Pick out each line containing the string "color".
begin Data section
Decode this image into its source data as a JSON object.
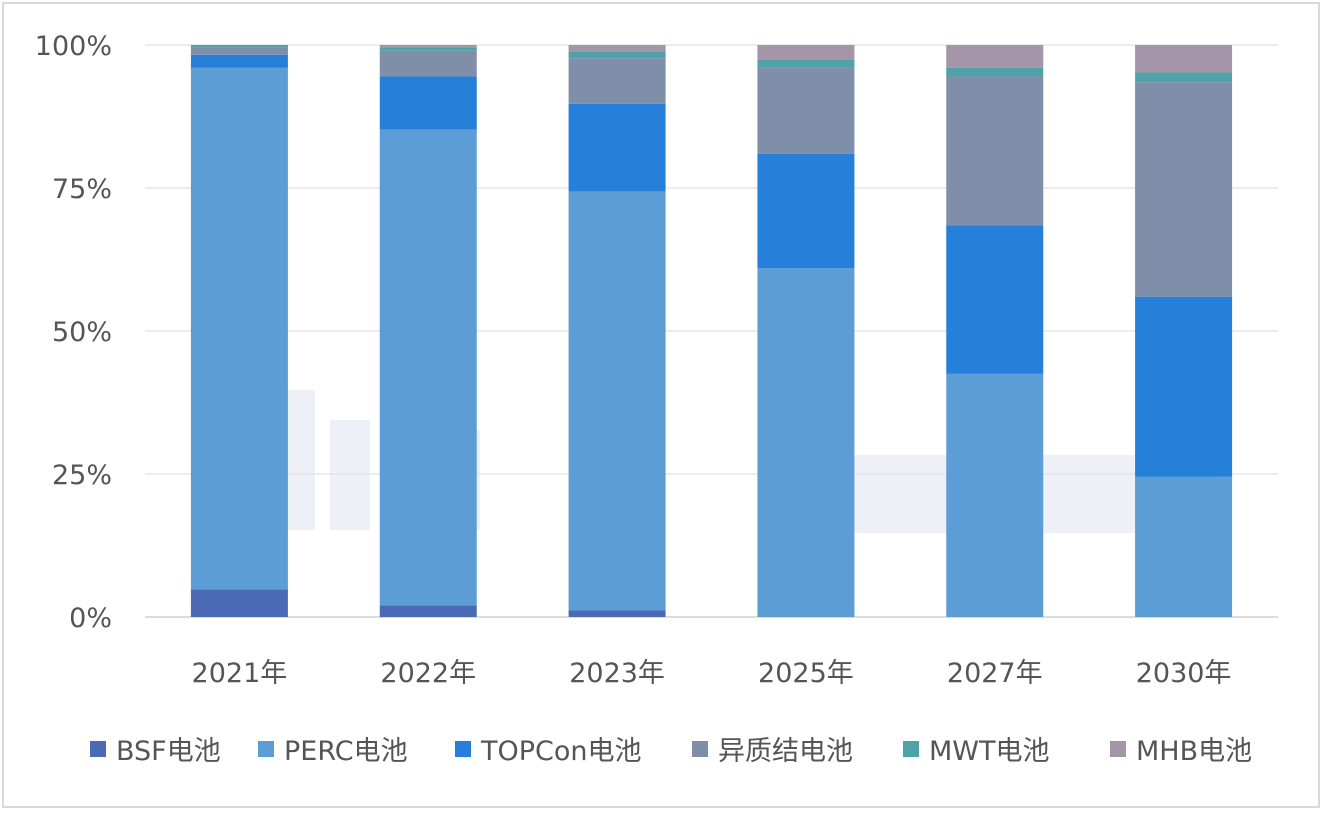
{
  "chart_data": {
    "type": "bar",
    "stacked": true,
    "percent": true,
    "categories": [
      "2021年",
      "2022年",
      "2023年",
      "2025年",
      "2027年",
      "2030年"
    ],
    "ylim": [
      0,
      100
    ],
    "yticks": [
      "0%",
      "25%",
      "50%",
      "75%",
      "100%"
    ],
    "grid": true,
    "legend_position": "bottom",
    "series": [
      {
        "name": "BSF电池",
        "color": "#4a6ab5",
        "values": [
          4.8,
          2.0,
          1.2,
          0,
          0,
          0
        ]
      },
      {
        "name": "PERC电池",
        "color": "#5d9dd5",
        "values": [
          91.2,
          83.2,
          73.2,
          61,
          42.5,
          24.5
        ]
      },
      {
        "name": "TOPCon电池",
        "color": "#2680d9",
        "values": [
          2.3,
          9.3,
          15.3,
          20,
          26,
          31.5
        ]
      },
      {
        "name": "异质结电池",
        "color": "#7f8ea9",
        "values": [
          1.2,
          4.5,
          8.0,
          15,
          26,
          37.5
        ]
      },
      {
        "name": "MWT电池",
        "color": "#4fa3a8",
        "values": [
          0.5,
          0.6,
          1.2,
          1.5,
          1.5,
          1.7
        ]
      },
      {
        "name": "MHB电池",
        "color": "#a595a8",
        "values": [
          0,
          0.4,
          1.1,
          2.5,
          4.0,
          4.8
        ]
      }
    ]
  }
}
end Data section
> [Expected answer]
        "color": "#4a6ab5",
        "color": "#5d9dd5",
        "color": "#2680d9",
        "color": "#7f8ea9",
        "color": "#4fa3a8",
        "color": "#a595a8",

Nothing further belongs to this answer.